Written request:
Find and copy each line of the records where the string "icon" shows up.

Collected data entries
----------------
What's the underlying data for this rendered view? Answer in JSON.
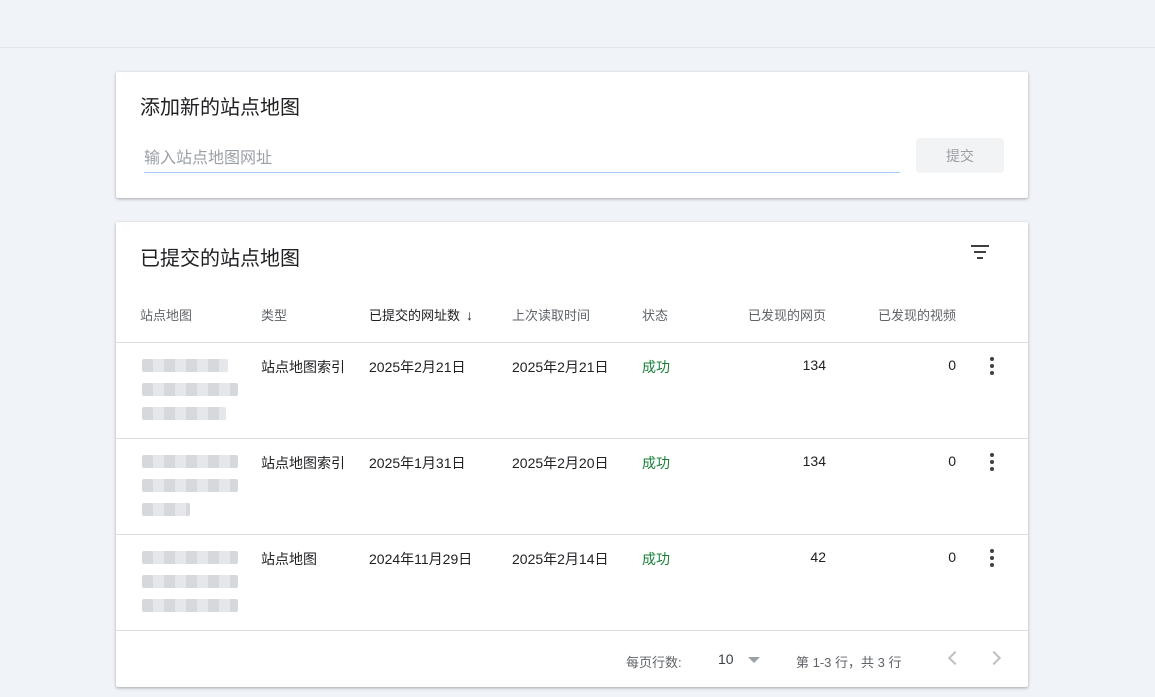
{
  "add_card": {
    "title": "添加新的站点地图",
    "input_placeholder": "输入站点地图网址",
    "input_value": "",
    "submit_label": "提交"
  },
  "list_card": {
    "title": "已提交的站点地图",
    "filter_icon": "filter-icon",
    "columns": {
      "sitemap": "站点地图",
      "type": "类型",
      "submitted": "已提交的网址数",
      "last_read": "上次读取时间",
      "status": "状态",
      "discovered_pages": "已发现的网页",
      "discovered_videos": "已发现的视频"
    },
    "sort_icon": "arrow-down-icon",
    "rows": [
      {
        "type": "站点地图索引",
        "submitted": "2025年2月21日",
        "last_read": "2025年2月21日",
        "status": "成功",
        "pages": "134",
        "videos": "0"
      },
      {
        "type": "站点地图索引",
        "submitted": "2025年1月31日",
        "last_read": "2025年2月20日",
        "status": "成功",
        "pages": "134",
        "videos": "0"
      },
      {
        "type": "站点地图",
        "submitted": "2024年11月29日",
        "last_read": "2025年2月14日",
        "status": "成功",
        "pages": "42",
        "videos": "0"
      }
    ],
    "footer": {
      "rows_per_page_label": "每页行数:",
      "rows_per_page_value": "10",
      "range_text": "第 1-3 行，共 3 行"
    }
  },
  "colors": {
    "status_success": "#188038",
    "background": "#f0f3f7"
  }
}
----------------
Exercise solution:
    "filter_icon": "filter-icon",
    "sort_icon": "arrow-down-icon",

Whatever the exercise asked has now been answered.